• Work to be completed
Transcribe each line of the records below exactly, excluding any embedded images.

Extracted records
___

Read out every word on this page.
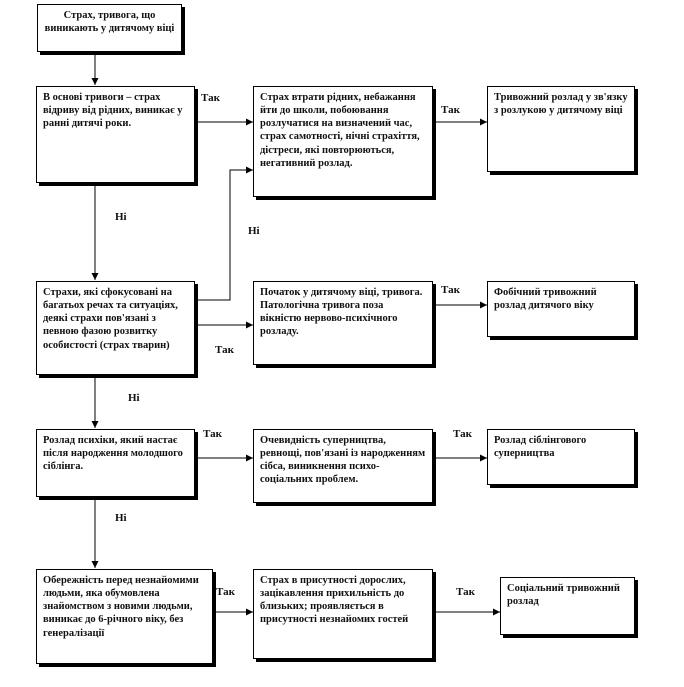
Страх, тривога, що виникають у дитячому віці
В основі тривоги – страх відриву від рідних, виникає у ранні дитячі роки.
Страх втрати рідних, небажання йти до школи, побоювання розлучатися на визначений час, страх самотності, нічні страхіття, дістреси, які повторюються, негативний розлад.
Тривожний розлад у зв'язку з розлукою у дитячому віці
Страхи, які сфокусовані на багатьох речах та ситуаціях, деякі страхи пов'язані з певною фазою розвитку особистості (страх тварин)
Початок у дитячому віці, тривога. Патологічна тривога поза вікністю нервово-психічного розладу.
Фобічний тривожний розлад дитячого віку
Розлад психіки, який настає після народження молодшого сіблінга.
Очевидність суперництва, ревнощі, пов'язані із народженням сібса, виникнення психо-соціальних проблем.
Розлад сіблінгового суперництва
Обережність перед незнайомими людьми, яка обумовлена знайомством з новими людьми, виникає до 6-річного віку, без генералізації
Страх в присутності дорослих, зацікавлення прихильність до близьких; проявляється в присутності незнайомих гостей
Соціальний тривожний розлад
Так
Так
Ні
Ні
Так
Так
Ні
Так	Так
Ні
Так	Так
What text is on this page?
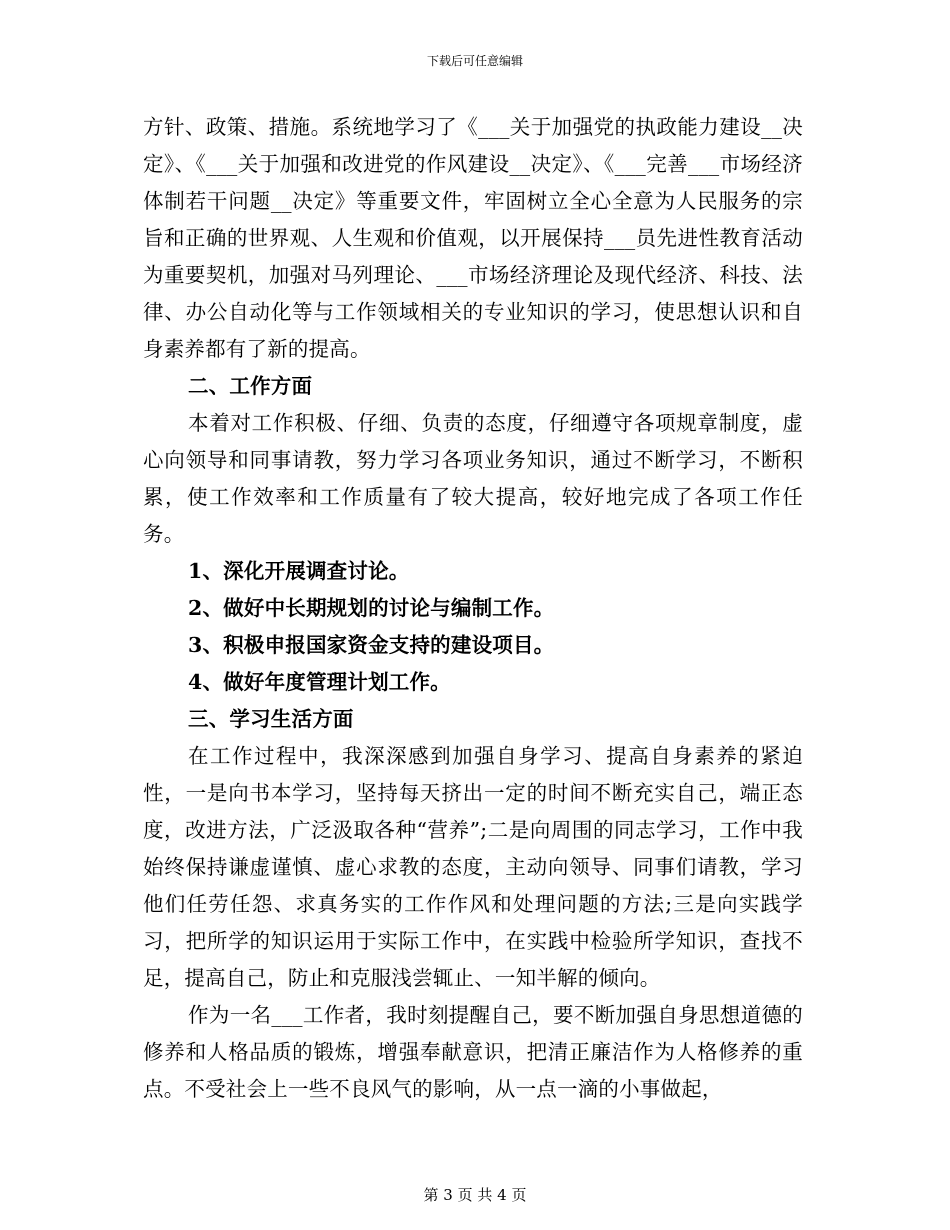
下载后可任意编辑

方针、政策、措施。系统地学习了《___关于加强党的执政能力建设__决定》、《___关于加强和改进党的作风建设__决定》、《___完善___市场经济体制若干问题__决定》等重要文件，牢固树立全心全意为人民服务的宗旨和正确的世界观、人生观和价值观，以开展保持___员先进性教育活动为重要契机，加强对马列理论、___市场经济理论及现代经济、科技、法律、办公自动化等与工作领域相关的专业知识的学习，使思想认识和自身素养都有了新的提高。

二、工作方面

本着对工作积极、仔细、负责的态度，仔细遵守各项规章制度，虚心向领导和同事请教，努力学习各项业务知识，通过不断学习，不断积累，使工作效率和工作质量有了较大提高，较好地完成了各项工作任务。

1、深化开展调查讨论。

2、做好中长期规划的讨论与编制工作。

3、积极申报国家资金支持的建设项目。

4、做好年度管理计划工作。

三、学习生活方面

在工作过程中，我深深感到加强自身学习、提高自身素养的紧迫性，一是向书本学习，坚持每天挤出一定的时间不断充实自己，端正态度，改进方法，广泛汲取各种“营养”;二是向周围的同志学习，工作中我始终保持谦虚谨慎、虚心求教的态度，主动向领导、同事们请教，学习他们任劳任怨、求真务实的工作作风和处理问题的方法;三是向实践学习，把所学的知识运用于实际工作中，在实践中检验所学知识，查找不足，提高自己，防止和克服浅尝辄止、一知半解的倾向。

作为一名___工作者，我时刻提醒自己，要不断加强自身思想道德的修养和人格品质的锻炼，增强奉献意识，把清正廉洁作为人格修养的重点。不受社会上一些不良风气的影响，从一点一滴的小事做起，

第 3 页 共 4 页
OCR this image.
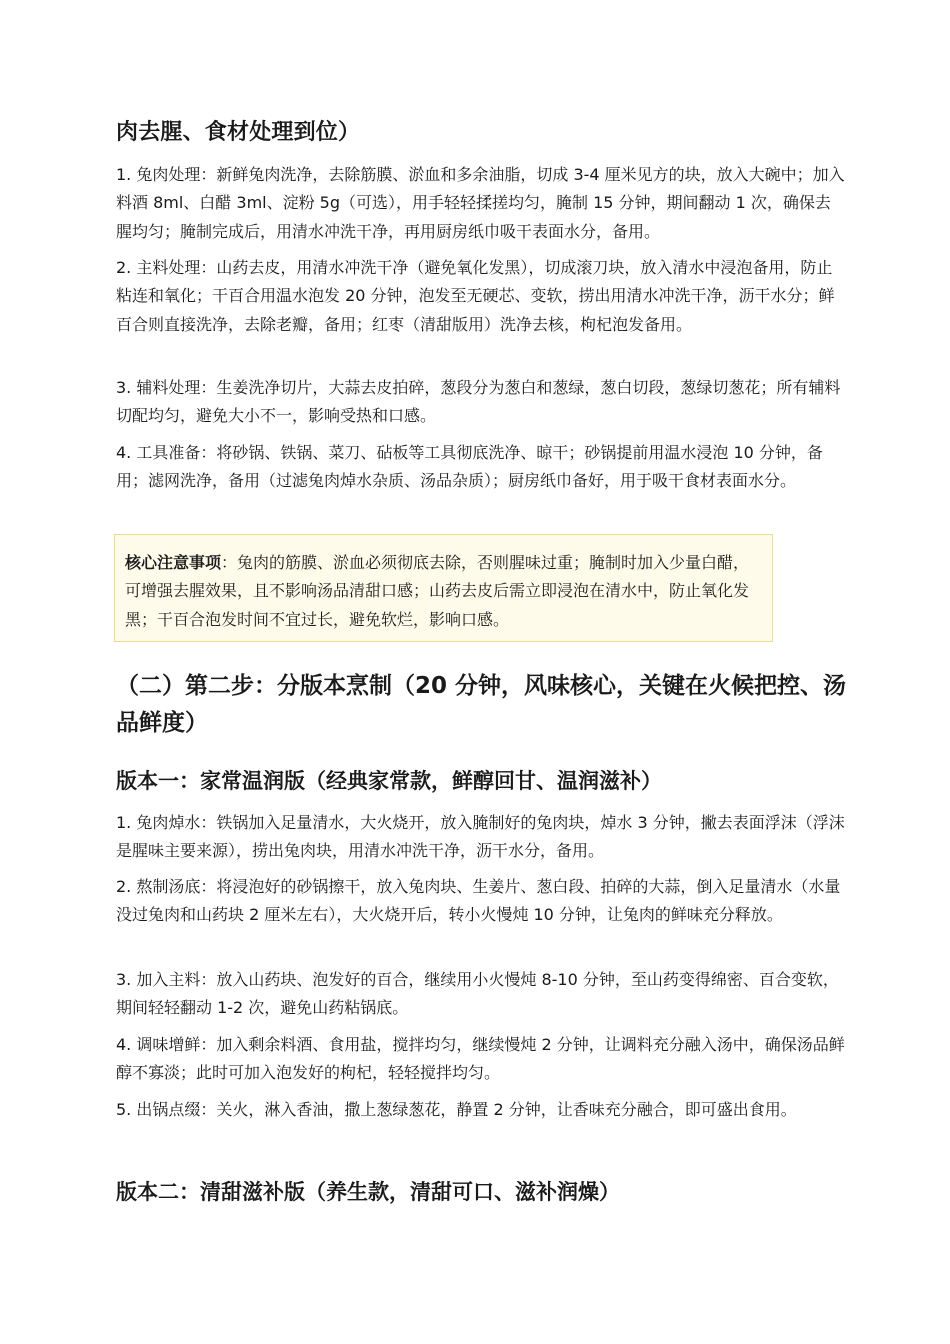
肉去腥、食材处理到位）

1. 兔肉处理：新鲜兔肉洗净，去除筋膜、淤血和多余油脂，切成 3-4 厘米见方的块，放入大碗中；加入料酒 8ml、白醋 3ml、淀粉 5g（可选），用手轻轻揉搓均匀，腌制 15 分钟，期间翻动 1 次，确保去腥均匀；腌制完成后，用清水冲洗干净，再用厨房纸巾吸干表面水分，备用。

2. 主料处理：山药去皮，用清水冲洗干净（避免氧化发黑），切成滚刀块，放入清水中浸泡备用，防止粘连和氧化；干百合用温水泡发 20 分钟，泡发至无硬芯、变软，捞出用清水冲洗干净，沥干水分；鲜百合则直接洗净，去除老瓣，备用；红枣（清甜版用）洗净去核，枸杞泡发备用。

3. 辅料处理：生姜洗净切片，大蒜去皮拍碎，葱段分为葱白和葱绿，葱白切段，葱绿切葱花；所有辅料切配均匀，避免大小不一，影响受热和口感。

4. 工具准备：将砂锅、铁锅、菜刀、砧板等工具彻底洗净、晾干；砂锅提前用温水浸泡 10 分钟，备用；滤网洗净，备用（过滤兔肉焯水杂质、汤品杂质）；厨房纸巾备好，用于吸干食材表面水分。

核心注意事项：兔肉的筋膜、淤血必须彻底去除，否则腥味过重；腌制时加入少量白醋，可增强去腥效果，且不影响汤品清甜口感；山药去皮后需立即浸泡在清水中，防止氧化发黑；干百合泡发时间不宜过长，避免软烂，影响口感。
（二）第二步：分版本烹制（20 分钟，风味核心，关键在火候把控、汤品鲜度）
版本一：家常温润版（经典家常款，鲜醇回甘、温润滋补）

1. 兔肉焯水：铁锅加入足量清水，大火烧开，放入腌制好的兔肉块，焯水 3 分钟，撇去表面浮沫（浮沫是腥味主要来源），捞出兔肉块，用清水冲洗干净，沥干水分，备用。

2. 熬制汤底：将浸泡好的砂锅擦干，放入兔肉块、生姜片、葱白段、拍碎的大蒜，倒入足量清水（水量没过兔肉和山药块 2 厘米左右），大火烧开后，转小火慢炖 10 分钟，让兔肉的鲜味充分释放。

3. 加入主料：放入山药块、泡发好的百合，继续用小火慢炖 8-10 分钟，至山药变得绵密、百合变软，期间轻轻翻动 1-2 次，避免山药粘锅底。

4. 调味增鲜：加入剩余料酒、食用盐，搅拌均匀，继续慢炖 2 分钟，让调料充分融入汤中，确保汤品鲜醇不寡淡；此时可加入泡发好的枸杞，轻轻搅拌均匀。

5. 出锅点缀：关火，淋入香油，撒上葱绿葱花，静置 2 分钟，让香味充分融合，即可盛出食用。

版本二：清甜滋补版（养生款，清甜可口、滋补润燥）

___

• Response below
Read out every word on this page.
Страх, тривога, що виникають у дитячому віці
В основі тривоги – страх відриву від рідних, виникає у ранні дитячі роки.
Страх втрати рідних, небажання йти до школи, побоювання розлучатися на визначений час, страх самотності, нічні страхіття, дістреси, які повторюються, негативний розлад.
Тривожний розлад у зв'язку з розлукою у дитячому віці
Страхи, які сфокусовані на багатьох речах та ситуаціях, деякі страхи пов'язані з певною фазою розвитку особистості (страх тварин)
Початок у дитячому віці, тривога. Патологічна тривога поза вікністю нервово-психічного розладу.
Фобічний тривожний розлад дитячого віку
Розлад психіки, який настає після народження молодшого сіблінга.
Очевидність суперництва, ревнощі, пов'язані із народженням сібса, виникнення психо-соціальних проблем.
Розлад сіблінгового суперництва
Обережність перед незнайомими людьми, яка обумовлена знайомством з новими людьми, виникає до 6-річного віку, без генералізації
Страх в присутності дорослих, зацікавлення прихильність до близьких; проявляється в присутності незнайомих гостей
Соціальний тривожний розлад
Так
Так
Ні
Ні
Так
Так
Ні
Так	Так
Ні
Так	Так
What text is on this page?
下载后可任意编辑

方针、政策、措施。系统地学习了《___关于加强党的执政能力建设__决定》、《___关于加强和改进党的作风建设__决定》、《___完善___市场经济体制若干问题__决定》等重要文件，牢固树立全心全意为人民服务的宗旨和正确的世界观、人生观和价值观，以开展保持___员先进性教育活动为重要契机，加强对马列理论、___市场经济理论及现代经济、科技、法律、办公自动化等与工作领域相关的专业知识的学习，使思想认识和自身素养都有了新的提高。

二、工作方面

本着对工作积极、仔细、负责的态度，仔细遵守各项规章制度，虚心向领导和同事请教，努力学习各项业务知识，通过不断学习，不断积累，使工作效率和工作质量有了较大提高，较好地完成了各项工作任务。

1、深化开展调查讨论。

2、做好中长期规划的讨论与编制工作。

3、积极申报国家资金支持的建设项目。

4、做好年度管理计划工作。

三、学习生活方面

在工作过程中，我深深感到加强自身学习、提高自身素养的紧迫性，一是向书本学习，坚持每天挤出一定的时间不断充实自己，端正态度，改进方法，广泛汲取各种“营养”;二是向周围的同志学习，工作中我始终保持谦虚谨慎、虚心求教的态度，主动向领导、同事们请教，学习他们任劳任怨、求真务实的工作作风和处理问题的方法;三是向实践学习，把所学的知识运用于实际工作中，在实践中检验所学知识，查找不足，提高自己，防止和克服浅尝辄止、一知半解的倾向。

作为一名___工作者，我时刻提醒自己，要不断加强自身思想道德的修养和人格品质的锻炼，增强奉献意识，把清正廉洁作为人格修养的重点。不受社会上一些不良风气的影响，从一点一滴的小事做起，

第 3 页 共 4 页
OCR this image.
肉去腥、食材处理到位）

1. 兔肉处理：新鲜兔肉洗净，去除筋膜、淤血和多余油脂，切成 3-4 厘米见方的块，放入大碗中；加入料酒 8ml、白醋 3ml、淀粉 5g（可选），用手轻轻揉搓均匀，腌制 15 分钟，期间翻动 1 次，确保去腥均匀；腌制完成后，用清水冲洗干净，再用厨房纸巾吸干表面水分，备用。

2. 主料处理：山药去皮，用清水冲洗干净（避免氧化发黑），切成滚刀块，放入清水中浸泡备用，防止粘连和氧化；干百合用温水泡发 20 分钟，泡发至无硬芯、变软，捞出用清水冲洗干净，沥干水分；鲜百合则直接洗净，去除老瓣，备用；红枣（清甜版用）洗净去核，枸杞泡发备用。

3. 辅料处理：生姜洗净切片，大蒜去皮拍碎，葱段分为葱白和葱绿，葱白切段，葱绿切葱花；所有辅料切配均匀，避免大小不一，影响受热和口感。

4. 工具准备：将砂锅、铁锅、菜刀、砧板等工具彻底洗净、晾干；砂锅提前用温水浸泡 10 分钟，备用；滤网洗净，备用（过滤兔肉焯水杂质、汤品杂质）；厨房纸巾备好，用于吸干食材表面水分。

核心注意事项：兔肉的筋膜、淤血必须彻底去除，否则腥味过重；腌制时加入少量白醋，可增强去腥效果，且不影响汤品清甜口感；山药去皮后需立即浸泡在清水中，防止氧化发黑；干百合泡发时间不宜过长，避免软烂，影响口感。
（二）第二步：分版本烹制（20 分钟，风味核心，关键在火候把控、汤品鲜度）
版本一：家常温润版（经典家常款，鲜醇回甘、温润滋补）

1. 兔肉焯水：铁锅加入足量清水，大火烧开，放入腌制好的兔肉块，焯水 3 分钟，撇去表面浮沫（浮沫是腥味主要来源），捞出兔肉块，用清水冲洗干净，沥干水分，备用。

2. 熬制汤底：将浸泡好的砂锅擦干，放入兔肉块、生姜片、葱白段、拍碎的大蒜，倒入足量清水（水量没过兔肉和山药块 2 厘米左右），大火烧开后，转小火慢炖 10 分钟，让兔肉的鲜味充分释放。

3. 加入主料：放入山药块、泡发好的百合，继续用小火慢炖 8-10 分钟，至山药变得绵密、百合变软，期间轻轻翻动 1-2 次，避免山药粘锅底。

4. 调味增鲜：加入剩余料酒、食用盐，搅拌均匀，继续慢炖 2 分钟，让调料充分融入汤中，确保汤品鲜醇不寡淡；此时可加入泡发好的枸杞，轻轻搅拌均匀。

5. 出锅点缀：关火，淋入香油，撒上葱绿葱花，静置 2 分钟，让香味充分融合，即可盛出食用。

版本二：清甜滋补版（养生款，清甜可口、滋补润燥）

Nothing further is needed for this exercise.